*Written request:* Every entry must be duplicated precisely as written.

☆ ☆ ☆ ☆ ☆ ☆ ☆

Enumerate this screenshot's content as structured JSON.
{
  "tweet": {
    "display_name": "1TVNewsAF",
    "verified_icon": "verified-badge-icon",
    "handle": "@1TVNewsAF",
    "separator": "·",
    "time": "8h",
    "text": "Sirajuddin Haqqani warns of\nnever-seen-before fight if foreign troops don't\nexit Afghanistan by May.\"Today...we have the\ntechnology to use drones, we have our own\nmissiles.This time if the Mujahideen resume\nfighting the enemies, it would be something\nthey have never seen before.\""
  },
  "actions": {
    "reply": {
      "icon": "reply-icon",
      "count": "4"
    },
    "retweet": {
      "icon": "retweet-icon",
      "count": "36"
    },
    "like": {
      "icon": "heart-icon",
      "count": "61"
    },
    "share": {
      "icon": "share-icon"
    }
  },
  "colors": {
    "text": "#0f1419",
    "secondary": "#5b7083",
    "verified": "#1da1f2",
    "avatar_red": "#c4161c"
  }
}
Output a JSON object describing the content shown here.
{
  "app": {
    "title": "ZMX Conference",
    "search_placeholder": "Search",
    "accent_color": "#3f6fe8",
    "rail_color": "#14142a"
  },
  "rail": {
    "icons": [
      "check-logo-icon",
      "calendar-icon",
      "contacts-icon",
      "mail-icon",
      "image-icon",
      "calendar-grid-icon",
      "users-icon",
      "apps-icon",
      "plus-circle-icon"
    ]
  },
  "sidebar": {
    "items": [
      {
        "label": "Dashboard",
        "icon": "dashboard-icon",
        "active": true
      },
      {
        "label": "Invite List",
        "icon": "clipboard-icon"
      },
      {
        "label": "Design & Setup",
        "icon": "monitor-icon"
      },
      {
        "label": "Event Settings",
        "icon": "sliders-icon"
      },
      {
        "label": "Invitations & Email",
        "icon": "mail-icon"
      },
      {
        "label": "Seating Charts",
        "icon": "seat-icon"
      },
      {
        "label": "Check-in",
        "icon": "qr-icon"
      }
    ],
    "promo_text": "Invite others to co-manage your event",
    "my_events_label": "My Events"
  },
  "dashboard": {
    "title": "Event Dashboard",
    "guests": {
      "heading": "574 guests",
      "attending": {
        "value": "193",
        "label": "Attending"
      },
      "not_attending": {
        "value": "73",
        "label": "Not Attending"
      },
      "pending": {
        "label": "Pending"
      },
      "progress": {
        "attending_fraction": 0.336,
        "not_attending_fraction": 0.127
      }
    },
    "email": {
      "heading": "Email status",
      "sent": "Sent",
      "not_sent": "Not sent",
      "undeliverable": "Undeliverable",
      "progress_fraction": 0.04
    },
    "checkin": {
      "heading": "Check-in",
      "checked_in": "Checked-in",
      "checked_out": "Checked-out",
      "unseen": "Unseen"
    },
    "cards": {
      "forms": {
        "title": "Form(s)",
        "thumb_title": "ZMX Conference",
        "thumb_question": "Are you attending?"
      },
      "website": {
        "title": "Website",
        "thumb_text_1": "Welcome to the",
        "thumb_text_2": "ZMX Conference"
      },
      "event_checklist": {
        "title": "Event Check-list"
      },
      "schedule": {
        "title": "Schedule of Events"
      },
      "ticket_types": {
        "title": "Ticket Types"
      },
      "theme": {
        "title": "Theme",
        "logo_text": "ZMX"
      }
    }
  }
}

☆ ☆ ☆ ☆ ☆ ☆ ☆

*Expected output:*
Enumerate this screenshot's content as structured JSON.
{
  "tweet": {
    "display_name": "1TVNewsAF",
    "verified_icon": "verified-badge-icon",
    "handle": "@1TVNewsAF",
    "separator": "·",
    "time": "8h",
    "text": "Sirajuddin Haqqani warns of\nnever-seen-before fight if foreign troops don't\nexit Afghanistan by May.\"Today...we have the\ntechnology to use drones, we have our own\nmissiles.This time if the Mujahideen resume\nfighting the enemies, it would be something\nthey have never seen before.\""
  },
  "actions": {
    "reply": {
      "icon": "reply-icon",
      "count": "4"
    },
    "retweet": {
      "icon": "retweet-icon",
      "count": "36"
    },
    "like": {
      "icon": "heart-icon",
      "count": "61"
    },
    "share": {
      "icon": "share-icon"
    }
  },
  "colors": {
    "text": "#0f1419",
    "secondary": "#5b7083",
    "verified": "#1da1f2",
    "avatar_red": "#c4161c"
  }
}
Output a JSON object describing the content shown here.
{
  "app": {
    "title": "ZMX Conference",
    "search_placeholder": "Search",
    "accent_color": "#3f6fe8",
    "rail_color": "#14142a"
  },
  "rail": {
    "icons": [
      "check-logo-icon",
      "calendar-icon",
      "contacts-icon",
      "mail-icon",
      "image-icon",
      "calendar-grid-icon",
      "users-icon",
      "apps-icon",
      "plus-circle-icon"
    ]
  },
  "sidebar": {
    "items": [
      {
        "label": "Dashboard",
        "icon": "dashboard-icon",
        "active": true
      },
      {
        "label": "Invite List",
        "icon": "clipboard-icon"
      },
      {
        "label": "Design & Setup",
        "icon": "monitor-icon"
      },
      {
        "label": "Event Settings",
        "icon": "sliders-icon"
      },
      {
        "label": "Invitations & Email",
        "icon": "mail-icon"
      },
      {
        "label": "Seating Charts",
        "icon": "seat-icon"
      },
      {
        "label": "Check-in",
        "icon": "qr-icon"
      }
    ],
    "promo_text": "Invite others to co-manage your event",
    "my_events_label": "My Events"
  },
  "dashboard": {
    "title": "Event Dashboard",
    "guests": {
      "heading": "574 guests",
      "attending": {
        "value": "193",
        "label": "Attending"
      },
      "not_attending": {
        "value": "73",
        "label": "Not Attending"
      },
      "pending": {
        "label": "Pending"
      },
      "progress": {
        "attending_fraction": 0.336,
        "not_attending_fraction": 0.127
      }
    },
    "email": {
      "heading": "Email status",
      "sent": "Sent",
      "not_sent": "Not sent",
      "undeliverable": "Undeliverable",
      "progress_fraction": 0.04
    },
    "checkin": {
      "heading": "Check-in",
      "checked_in": "Checked-in",
      "checked_out": "Checked-out",
      "unseen": "Unseen"
    },
    "cards": {
      "forms": {
        "title": "Form(s)",
        "thumb_title": "ZMX Conference",
        "thumb_question": "Are you attending?"
      },
      "website": {
        "title": "Website",
        "thumb_text_1": "Welcome to the",
        "thumb_text_2": "ZMX Conference"
      },
      "event_checklist": {
        "title": "Event Check-list"
      },
      "schedule": {
        "title": "Schedule of Events"
      },
      "ticket_types": {
        "title": "Ticket Types"
      },
      "theme": {
        "title": "Theme",
        "logo_text": "ZMX"
      }
    }
  }
}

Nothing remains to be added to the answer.